▶ [Bloque de texto]:

"""

Hace dos semanas, una joven vandalizó un retrato de Lord Balfour que se encontraba en la sede del Trinity College, en la Universidad de Cambridge (ver arriba). La escena fue promovida, grabada y publicada por el grupo Acción Palestina, en protesta por el apoyo del gobierno británico a Israel en el actual conflicto. Arthur Balfour, ministro británico de Asuntos Exteriores durante la I Guerra Mundial, fue el promotor de la declaración gubernamental de 1917 que lleva su nombre, en la que se apoyaba el establecimiento del pueblo judío en territorio palestino.
Como cuenta Mary Harrington en un artículo para UnHerd, en las imágenes del acto vandálico se puede ver que la autora guarda el spray y la navaja utilizados para su “protesta” dentro de una mochila de lujo: un modelo de edición limitada que lleva el nombre de una celebrity (Cara Delavigne), y que cuesta cerca de mil libras. Para Harrington, periodista y autora del libro Feminism against Progress, este hecho es un ejemplo más de cómo la contracultura ha sido fagocitada por la sociedad del espectáculo; es decir, cómo se ha convertido en una herramienta más del consumismo.

"""

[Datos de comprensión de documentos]
"""

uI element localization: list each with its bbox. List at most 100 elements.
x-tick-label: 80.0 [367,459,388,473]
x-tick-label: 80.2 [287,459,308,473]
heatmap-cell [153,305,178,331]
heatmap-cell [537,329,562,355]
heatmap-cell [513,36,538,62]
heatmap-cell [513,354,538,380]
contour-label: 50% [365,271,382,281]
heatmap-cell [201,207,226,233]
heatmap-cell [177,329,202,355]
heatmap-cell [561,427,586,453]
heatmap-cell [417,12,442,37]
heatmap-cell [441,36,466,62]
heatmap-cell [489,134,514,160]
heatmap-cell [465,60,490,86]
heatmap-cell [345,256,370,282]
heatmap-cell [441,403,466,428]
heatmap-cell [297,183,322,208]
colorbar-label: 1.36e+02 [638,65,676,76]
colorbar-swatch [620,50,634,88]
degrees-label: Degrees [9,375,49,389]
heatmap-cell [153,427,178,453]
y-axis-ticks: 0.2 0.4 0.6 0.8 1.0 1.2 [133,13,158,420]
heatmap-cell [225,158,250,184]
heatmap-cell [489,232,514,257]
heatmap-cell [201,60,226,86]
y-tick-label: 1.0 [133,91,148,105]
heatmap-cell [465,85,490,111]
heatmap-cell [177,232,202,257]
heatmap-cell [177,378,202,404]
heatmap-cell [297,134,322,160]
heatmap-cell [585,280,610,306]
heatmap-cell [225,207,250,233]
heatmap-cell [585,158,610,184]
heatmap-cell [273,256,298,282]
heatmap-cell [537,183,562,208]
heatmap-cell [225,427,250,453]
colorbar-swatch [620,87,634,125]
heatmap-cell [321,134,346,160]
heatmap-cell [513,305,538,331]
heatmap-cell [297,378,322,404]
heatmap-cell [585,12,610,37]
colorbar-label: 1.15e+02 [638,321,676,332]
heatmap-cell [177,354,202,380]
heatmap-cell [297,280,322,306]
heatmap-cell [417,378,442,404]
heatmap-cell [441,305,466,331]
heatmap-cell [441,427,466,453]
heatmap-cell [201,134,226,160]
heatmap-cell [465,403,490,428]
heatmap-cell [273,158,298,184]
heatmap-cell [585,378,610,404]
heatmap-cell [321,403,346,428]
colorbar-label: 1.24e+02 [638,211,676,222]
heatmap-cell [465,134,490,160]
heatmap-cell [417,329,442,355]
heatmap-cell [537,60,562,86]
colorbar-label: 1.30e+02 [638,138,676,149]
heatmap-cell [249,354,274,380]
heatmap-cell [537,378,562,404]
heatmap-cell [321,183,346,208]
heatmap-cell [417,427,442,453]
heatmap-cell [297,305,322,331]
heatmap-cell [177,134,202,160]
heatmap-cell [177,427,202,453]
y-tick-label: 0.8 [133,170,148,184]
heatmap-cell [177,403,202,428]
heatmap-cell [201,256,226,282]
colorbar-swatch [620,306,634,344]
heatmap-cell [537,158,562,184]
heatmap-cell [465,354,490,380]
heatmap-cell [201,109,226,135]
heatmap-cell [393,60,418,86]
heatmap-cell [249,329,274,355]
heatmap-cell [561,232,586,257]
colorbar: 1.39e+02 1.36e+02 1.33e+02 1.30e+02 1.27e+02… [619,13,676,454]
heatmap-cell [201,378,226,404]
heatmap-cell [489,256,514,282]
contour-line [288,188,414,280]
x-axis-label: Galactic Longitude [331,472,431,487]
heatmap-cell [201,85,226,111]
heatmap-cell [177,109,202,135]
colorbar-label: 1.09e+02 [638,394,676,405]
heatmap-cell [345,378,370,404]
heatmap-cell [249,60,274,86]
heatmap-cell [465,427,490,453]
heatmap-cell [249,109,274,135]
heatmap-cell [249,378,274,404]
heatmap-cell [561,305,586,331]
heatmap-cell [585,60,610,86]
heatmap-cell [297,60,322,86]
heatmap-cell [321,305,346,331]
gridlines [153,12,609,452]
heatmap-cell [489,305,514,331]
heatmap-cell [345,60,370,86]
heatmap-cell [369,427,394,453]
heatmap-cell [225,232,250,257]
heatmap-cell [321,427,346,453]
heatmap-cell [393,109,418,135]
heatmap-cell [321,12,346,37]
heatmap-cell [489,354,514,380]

"""

▶ [Consignas de trabajo]:
1. Enumera todas las personas que el texto sobre el retrato de Lord Balfour menciona por su nombre.
2. Según el texto sobre el retrato de Lord Balfour, ¿por qué promovió, grabó y publicó Acción Palestina la escena del vandalismo?
3. Imprime el tramo del texto sobre el retrato de Lord Balfour que va desde "Hace dos semanas, una" hasta "en territorio palestino.".

▶ [Respuestas]:
1. Arthur Balfour (Lord Balfour), Mary Harrington y Cara Delavigne.

2. Lo hizo en protesta por el apoyo del gobierno británico a Israel en el actual conflicto. El retrato era de Arthur Balfour, promotor de la declaración de 1917 que apoyaba el establecimiento del pueblo judío en territorio palestino.

3.
Hace dos semanas, una joven vandalizó un retrato de Lord Balfour que se encontraba en la sede del Trinity College, en la Universidad de Cambridge (ver arriba). La escena fue promovida, grabada y publicada por el grupo Acción Palestina, en protesta por el apoyo del gobierno británico a Israel en el actual conflicto. Arthur Balfour, ministro británico de Asuntos Exteriores durante la I Guerra Mundial, fue el promotor de la declaración gubernamental de 1917 que lleva su nombre, en la que se apoyaba el establecimiento del pueblo judío en territorio palestino.